2

Restarting a windows server that is a swarm worker, causes windows containers to get stuck in a "Preparing" state indefinitely once the server and docker daemon are back online.

Image of tasks/containers stuck in preparing state:

https://user-images.githubusercontent.com/4528753/65180353-4e5d6e80-da22-11e9-8060-451150865177.png

Steps to reproduce the issue:

  1. Create a swarm (in my case I have CentOS7 managers, and a few windows server 1903 workers)
  2. Create a "global" docker service that only runs on the windows machines. They should start up fine initially and work just fine.
  3. Drain one or more of the windows nodes that is running the windows container(s) from step 2 (docker node update --availability=drain nodename)
  4. Restart one or more of the nodes that were drained in step 3, wait for them to come back up
  5. Set the windows node(s) back to active (docker node update --availability=active nodename)
  6. At this point, just observe that the docker service created in step 2 will be "Preparing" the containers to start up on these nodes, and there it will stay (docker service ps servicename --no-trunc) -- you can observe this and run these commands from any master node
memberlist: Refuting a suspect message (from: c9347e85405d)
memberlist: Failed to send ping: write udp 10.60.3.40:7946->10.60.3.110:7946: wsasendto: The requested address is not valid in its
          context.
grpc: addrConn.createTransport failed to connect to {10.60.3.110:2377 0  <nil>}. Err :connection error: desc = "transport: Error while
          dialing dial tcp 10.60.3.110:2377: connectex: A socket operation was attempted to an unreachable host.". Reconnecting... [module=grpc]
memberlist: Failed to send ping: write udp 10.60.3.40:7946->10.60.3.186:7946: wsasendto: The requested address is not valid in its
          context.
grpc: addrConn.createTransport failed to connect to {10.60.3.110:2377 0  <nil>}. Err :connection error: desc = "transport: Error while
          dialing dial tcp 10.60.3.110:2377: connectex: A socket operation was attempted to an unreachable host.". Reconnecting... [module=grpc]
agent: session failed [node.id=wuhifvg9li3v5zuq2xu7c6hxa module=node/agent error=rpc error: code = Unavailable desc = all SubConns are
          in TransientFailure, latest connection error: connection error: desc = "transport: Error while dialing dial tcp 10.60.3.69:2377:
          connectex: A socket operation was attempted to an unreachable host." backoff=6.3s]
Failed to send gossip to 10.60.3.110: write udp 10.60.3.40:7946->10.60.3.110:7946: wsasendto: The requested address is not valid in its
          context.
Failed to send gossip to 10.60.3.69: write udp 10.60.3.40:7946->10.60.3.69:7946: wsasendto: The requested address is not valid in its
          context.
Failed to send gossip to 10.60.3.105: write udp 10.60.3.40:7946->10.60.3.105:7946: wsasendto: The requested address is not valid in its
          context.

### Problem set
• a. Write out the stretch of the Docker swarm issue report from "Image of tasks/containers" through "update --availability=active nodename)".
• b. Continue the Docker swarm issue report from its last line onward.
The entries that come next are separate material, unrelated to the Docker swarm issue report.

### Extracted data
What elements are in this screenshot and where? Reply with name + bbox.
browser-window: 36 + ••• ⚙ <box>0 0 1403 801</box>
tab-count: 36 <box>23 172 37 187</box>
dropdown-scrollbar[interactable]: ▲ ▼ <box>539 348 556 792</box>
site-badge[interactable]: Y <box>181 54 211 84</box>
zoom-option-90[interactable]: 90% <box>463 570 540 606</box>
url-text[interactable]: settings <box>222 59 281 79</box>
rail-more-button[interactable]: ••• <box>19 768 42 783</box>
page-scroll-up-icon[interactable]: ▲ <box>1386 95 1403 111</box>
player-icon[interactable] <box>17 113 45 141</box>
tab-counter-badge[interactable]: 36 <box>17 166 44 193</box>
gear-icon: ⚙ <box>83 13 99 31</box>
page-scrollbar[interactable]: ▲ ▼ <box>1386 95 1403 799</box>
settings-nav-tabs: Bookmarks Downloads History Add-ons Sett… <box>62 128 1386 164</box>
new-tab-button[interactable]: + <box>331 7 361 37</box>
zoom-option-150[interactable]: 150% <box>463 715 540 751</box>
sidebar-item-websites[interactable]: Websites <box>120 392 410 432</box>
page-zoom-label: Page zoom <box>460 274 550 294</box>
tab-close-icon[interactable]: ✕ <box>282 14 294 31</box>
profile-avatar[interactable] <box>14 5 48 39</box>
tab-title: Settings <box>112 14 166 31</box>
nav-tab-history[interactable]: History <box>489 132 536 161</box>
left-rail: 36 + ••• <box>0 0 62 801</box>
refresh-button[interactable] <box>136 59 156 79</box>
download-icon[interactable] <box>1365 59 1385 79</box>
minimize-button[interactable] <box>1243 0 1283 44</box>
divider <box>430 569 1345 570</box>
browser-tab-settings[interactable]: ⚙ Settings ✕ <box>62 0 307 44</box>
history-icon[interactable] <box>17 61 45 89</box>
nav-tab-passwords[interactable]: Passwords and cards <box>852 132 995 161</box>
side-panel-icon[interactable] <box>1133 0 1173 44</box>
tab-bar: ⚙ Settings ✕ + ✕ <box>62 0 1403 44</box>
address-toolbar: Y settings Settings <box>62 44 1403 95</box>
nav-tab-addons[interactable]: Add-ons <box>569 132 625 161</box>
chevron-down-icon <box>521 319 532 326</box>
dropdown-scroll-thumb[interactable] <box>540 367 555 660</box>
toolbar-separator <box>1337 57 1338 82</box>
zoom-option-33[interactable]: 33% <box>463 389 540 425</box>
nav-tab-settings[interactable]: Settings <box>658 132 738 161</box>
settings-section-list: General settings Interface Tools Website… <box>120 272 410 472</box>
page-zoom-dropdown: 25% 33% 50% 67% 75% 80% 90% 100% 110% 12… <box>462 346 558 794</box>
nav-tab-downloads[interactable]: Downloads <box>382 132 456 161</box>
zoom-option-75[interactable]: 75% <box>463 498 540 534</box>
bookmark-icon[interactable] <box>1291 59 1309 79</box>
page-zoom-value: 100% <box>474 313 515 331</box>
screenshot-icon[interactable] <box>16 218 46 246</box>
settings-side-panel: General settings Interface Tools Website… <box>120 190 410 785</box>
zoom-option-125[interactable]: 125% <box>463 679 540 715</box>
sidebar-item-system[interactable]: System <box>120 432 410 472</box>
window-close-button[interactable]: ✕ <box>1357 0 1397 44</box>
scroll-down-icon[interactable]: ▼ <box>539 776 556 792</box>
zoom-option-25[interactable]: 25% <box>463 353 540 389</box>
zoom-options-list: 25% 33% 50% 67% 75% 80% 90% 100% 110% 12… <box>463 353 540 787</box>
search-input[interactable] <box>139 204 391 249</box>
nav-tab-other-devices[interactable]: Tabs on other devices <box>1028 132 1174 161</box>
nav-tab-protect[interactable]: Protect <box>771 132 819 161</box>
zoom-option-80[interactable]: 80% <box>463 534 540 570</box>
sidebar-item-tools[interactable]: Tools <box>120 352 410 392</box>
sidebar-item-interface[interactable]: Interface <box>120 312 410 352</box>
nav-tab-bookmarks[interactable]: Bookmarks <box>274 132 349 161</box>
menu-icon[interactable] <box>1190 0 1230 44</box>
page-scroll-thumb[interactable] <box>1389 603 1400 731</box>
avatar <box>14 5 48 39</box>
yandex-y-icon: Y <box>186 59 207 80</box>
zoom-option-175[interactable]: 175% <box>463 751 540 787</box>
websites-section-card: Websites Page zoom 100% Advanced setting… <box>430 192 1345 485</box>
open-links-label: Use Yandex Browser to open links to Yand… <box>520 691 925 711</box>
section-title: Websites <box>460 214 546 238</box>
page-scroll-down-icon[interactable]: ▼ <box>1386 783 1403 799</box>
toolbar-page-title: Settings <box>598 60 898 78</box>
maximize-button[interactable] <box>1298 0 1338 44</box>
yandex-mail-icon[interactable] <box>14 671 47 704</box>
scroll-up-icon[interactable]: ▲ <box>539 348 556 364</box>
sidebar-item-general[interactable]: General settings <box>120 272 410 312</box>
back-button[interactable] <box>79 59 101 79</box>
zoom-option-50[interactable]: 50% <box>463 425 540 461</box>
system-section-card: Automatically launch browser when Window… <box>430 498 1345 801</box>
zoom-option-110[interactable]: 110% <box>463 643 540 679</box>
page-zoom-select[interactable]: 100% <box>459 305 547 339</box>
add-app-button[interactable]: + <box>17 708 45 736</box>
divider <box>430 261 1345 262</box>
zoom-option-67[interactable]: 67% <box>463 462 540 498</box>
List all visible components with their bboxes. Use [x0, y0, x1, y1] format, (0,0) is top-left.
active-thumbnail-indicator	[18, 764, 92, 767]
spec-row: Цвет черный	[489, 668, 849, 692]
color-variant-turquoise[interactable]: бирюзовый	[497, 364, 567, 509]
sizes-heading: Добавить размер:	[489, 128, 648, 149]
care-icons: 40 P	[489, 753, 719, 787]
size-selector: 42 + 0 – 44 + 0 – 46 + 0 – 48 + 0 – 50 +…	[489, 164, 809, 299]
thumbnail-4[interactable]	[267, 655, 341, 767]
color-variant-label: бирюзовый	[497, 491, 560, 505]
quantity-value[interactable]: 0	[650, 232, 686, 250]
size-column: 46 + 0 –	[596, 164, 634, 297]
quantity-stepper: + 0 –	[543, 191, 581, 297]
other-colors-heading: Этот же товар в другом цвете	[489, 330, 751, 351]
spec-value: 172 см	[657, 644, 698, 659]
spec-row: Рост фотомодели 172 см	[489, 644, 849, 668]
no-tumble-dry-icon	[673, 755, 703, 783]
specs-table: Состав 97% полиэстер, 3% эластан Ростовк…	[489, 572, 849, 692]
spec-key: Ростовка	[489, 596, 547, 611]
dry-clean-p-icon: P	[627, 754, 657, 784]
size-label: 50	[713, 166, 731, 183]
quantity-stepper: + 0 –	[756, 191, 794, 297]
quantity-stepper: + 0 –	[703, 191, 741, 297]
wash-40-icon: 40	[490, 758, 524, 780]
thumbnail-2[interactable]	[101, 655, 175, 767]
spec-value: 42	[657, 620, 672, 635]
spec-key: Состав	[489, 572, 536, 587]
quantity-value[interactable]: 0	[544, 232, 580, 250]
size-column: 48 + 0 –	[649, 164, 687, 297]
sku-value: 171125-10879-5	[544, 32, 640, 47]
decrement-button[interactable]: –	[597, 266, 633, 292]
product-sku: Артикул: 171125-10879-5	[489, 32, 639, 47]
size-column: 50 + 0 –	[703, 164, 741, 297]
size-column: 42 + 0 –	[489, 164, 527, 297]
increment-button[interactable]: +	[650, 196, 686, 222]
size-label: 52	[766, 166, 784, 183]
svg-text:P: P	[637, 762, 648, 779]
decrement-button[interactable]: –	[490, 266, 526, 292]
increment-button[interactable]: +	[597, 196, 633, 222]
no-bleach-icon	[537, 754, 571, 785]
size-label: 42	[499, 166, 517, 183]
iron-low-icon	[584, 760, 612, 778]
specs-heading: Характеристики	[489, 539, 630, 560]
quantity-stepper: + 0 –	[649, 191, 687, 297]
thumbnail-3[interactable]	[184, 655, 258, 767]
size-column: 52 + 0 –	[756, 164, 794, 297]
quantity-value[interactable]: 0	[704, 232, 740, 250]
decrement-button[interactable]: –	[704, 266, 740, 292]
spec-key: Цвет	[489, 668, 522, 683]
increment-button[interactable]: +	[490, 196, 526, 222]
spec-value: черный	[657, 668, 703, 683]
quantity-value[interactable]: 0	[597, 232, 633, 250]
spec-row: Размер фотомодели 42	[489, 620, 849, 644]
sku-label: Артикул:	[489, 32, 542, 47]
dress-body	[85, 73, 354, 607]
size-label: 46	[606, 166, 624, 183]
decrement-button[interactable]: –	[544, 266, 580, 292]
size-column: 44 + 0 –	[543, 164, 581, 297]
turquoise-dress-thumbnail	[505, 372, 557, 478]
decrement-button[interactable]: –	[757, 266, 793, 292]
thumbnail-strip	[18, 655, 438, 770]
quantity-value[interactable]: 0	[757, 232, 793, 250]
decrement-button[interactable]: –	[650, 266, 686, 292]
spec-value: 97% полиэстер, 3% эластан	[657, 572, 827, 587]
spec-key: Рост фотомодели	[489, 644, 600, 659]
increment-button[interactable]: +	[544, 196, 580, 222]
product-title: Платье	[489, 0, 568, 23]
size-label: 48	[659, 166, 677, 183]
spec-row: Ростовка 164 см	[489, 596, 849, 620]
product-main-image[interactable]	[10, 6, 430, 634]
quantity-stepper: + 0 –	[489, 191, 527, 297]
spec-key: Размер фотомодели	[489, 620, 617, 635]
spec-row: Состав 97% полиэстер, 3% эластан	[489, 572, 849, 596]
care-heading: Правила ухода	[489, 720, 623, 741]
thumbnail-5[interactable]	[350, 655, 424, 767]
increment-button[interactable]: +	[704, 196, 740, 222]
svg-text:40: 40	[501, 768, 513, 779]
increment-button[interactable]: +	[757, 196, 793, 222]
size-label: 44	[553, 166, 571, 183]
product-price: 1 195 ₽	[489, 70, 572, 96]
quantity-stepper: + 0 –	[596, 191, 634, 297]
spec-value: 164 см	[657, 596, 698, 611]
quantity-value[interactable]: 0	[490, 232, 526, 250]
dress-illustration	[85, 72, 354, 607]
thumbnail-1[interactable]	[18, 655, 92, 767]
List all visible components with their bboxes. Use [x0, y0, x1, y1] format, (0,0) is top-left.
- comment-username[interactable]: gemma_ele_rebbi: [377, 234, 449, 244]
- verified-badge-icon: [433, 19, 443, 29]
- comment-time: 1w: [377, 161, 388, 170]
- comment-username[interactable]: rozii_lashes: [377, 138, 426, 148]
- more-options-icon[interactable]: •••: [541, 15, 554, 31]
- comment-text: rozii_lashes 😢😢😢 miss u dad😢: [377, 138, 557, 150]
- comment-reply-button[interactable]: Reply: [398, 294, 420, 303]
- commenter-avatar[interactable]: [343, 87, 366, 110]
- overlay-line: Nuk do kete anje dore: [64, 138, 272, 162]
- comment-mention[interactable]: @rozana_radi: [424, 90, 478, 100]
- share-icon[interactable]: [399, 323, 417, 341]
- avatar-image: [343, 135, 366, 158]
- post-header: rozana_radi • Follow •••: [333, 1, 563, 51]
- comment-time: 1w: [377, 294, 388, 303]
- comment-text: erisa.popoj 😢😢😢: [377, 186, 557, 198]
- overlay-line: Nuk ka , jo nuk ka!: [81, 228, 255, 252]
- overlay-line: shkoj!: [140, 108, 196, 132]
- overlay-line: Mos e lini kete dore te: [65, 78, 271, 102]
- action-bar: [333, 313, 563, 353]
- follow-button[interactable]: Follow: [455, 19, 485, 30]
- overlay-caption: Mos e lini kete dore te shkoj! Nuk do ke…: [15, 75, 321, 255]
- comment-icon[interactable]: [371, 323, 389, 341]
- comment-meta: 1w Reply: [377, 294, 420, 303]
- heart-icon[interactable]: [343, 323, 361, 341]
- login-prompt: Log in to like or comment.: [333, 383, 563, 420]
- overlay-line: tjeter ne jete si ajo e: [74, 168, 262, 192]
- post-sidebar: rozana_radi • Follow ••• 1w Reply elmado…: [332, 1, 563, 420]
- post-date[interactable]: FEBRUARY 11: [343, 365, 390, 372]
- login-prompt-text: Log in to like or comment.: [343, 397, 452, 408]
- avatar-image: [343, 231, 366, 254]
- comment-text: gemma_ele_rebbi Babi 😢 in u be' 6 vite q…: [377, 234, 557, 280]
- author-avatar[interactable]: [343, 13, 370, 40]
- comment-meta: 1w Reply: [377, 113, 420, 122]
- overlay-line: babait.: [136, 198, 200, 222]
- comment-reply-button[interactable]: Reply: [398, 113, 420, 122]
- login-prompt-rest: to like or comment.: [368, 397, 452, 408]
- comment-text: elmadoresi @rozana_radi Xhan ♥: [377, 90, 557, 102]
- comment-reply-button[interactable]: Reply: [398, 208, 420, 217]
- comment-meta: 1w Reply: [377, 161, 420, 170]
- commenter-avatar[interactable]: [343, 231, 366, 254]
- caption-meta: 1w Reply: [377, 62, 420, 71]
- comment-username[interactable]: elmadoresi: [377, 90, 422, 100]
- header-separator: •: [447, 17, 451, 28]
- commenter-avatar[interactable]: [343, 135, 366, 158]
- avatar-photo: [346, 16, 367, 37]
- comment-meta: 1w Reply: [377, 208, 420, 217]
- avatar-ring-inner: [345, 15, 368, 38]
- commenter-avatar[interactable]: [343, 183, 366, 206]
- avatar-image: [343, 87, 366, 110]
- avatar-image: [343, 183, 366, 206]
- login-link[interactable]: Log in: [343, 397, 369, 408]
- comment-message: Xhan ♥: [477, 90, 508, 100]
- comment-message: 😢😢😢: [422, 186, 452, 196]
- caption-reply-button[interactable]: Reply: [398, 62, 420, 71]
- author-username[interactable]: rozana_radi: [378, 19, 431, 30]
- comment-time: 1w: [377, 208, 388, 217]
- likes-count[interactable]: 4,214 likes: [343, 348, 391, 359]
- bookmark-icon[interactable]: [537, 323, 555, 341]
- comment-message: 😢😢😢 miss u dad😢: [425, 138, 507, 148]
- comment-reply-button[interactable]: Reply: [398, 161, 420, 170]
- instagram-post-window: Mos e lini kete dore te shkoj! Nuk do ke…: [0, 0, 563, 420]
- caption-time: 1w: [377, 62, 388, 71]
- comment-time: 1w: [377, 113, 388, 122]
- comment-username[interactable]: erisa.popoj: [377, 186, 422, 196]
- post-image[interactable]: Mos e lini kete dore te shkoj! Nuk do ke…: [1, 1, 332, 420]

### Your written answers
• a.
Image of tasks/containers stuck in preparing state:

https://user-images.githubusercontent.com/4528753/65180353-4e5d6e80-da22-11e9-8060-451150865177.png

Steps to reproduce the issue:

  1. Create a swarm (in my case I have CentOS7 managers, and a few windows server 1903 workers)
  2. Create a "global" docker service that only runs on the windows machines. They should start up fine initially and work just fine.
  3. Drain one or more of the windows nodes that is running the windows container(s) from step 2 (docker node update --availability=drain nodename)
  4. Restart one or more of the nodes that were drained in step 3, wait for them to come back up
  5. Set the windows node(s) back to active (docker node update --availability=active nodename)

• b.
Failed to send gossip to 10.60.3.69: write udp 10.60.3.40:7946->10.60.3.69:7946: wsasendto: The requested address is not valid in its
          context.
Failed to send gossip to 10.60.3.186: write udp 10.60.3.40:7946->10.60.3.186:7946: wsasendto: The requested address is not valid in its
          context.
Failed to send gossip to 10.60.3.105: write udp 10.60.3.40:7946->10.60.3.105:7946: wsasendto: The requested address is not valid in its
          context.
Failed to send gossip to 10.60.3.186: write udp 10.60.3.40:7946->10.60.3.186:7946: wsasendto: The requested address is not valid in its
          context.
Failed to send gossip to 10.60.3.69: write udp 10.60.3.40:7946->10.60.3.69:7946: wsasendto: The requested address is not valid in its
          context.
Failed to send gossip to 10.60.3.105: write udp 10.60.3.40:7946->10.60.3.105:7946: wsasendto: The requested address is not valid in its
          context.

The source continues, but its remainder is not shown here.